▶ _Goal_
Go through the listing below and gather every line with the word "estabilidade".

### Data supplied ###

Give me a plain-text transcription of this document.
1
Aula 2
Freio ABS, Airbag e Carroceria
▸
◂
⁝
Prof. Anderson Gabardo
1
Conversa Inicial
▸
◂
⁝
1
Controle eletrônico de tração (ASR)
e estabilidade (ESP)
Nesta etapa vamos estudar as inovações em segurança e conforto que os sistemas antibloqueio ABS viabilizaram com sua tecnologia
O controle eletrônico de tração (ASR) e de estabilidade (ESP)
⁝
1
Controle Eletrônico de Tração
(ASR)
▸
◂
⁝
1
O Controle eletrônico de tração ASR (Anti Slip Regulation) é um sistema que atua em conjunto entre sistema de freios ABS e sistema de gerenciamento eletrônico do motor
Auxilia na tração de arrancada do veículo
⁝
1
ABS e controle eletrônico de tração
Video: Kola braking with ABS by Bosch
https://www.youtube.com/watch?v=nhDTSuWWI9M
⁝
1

###

▶ _Task output_
e estabilidade (ESP)
O controle eletrônico de tração (ASR) e de estabilidade (ESP)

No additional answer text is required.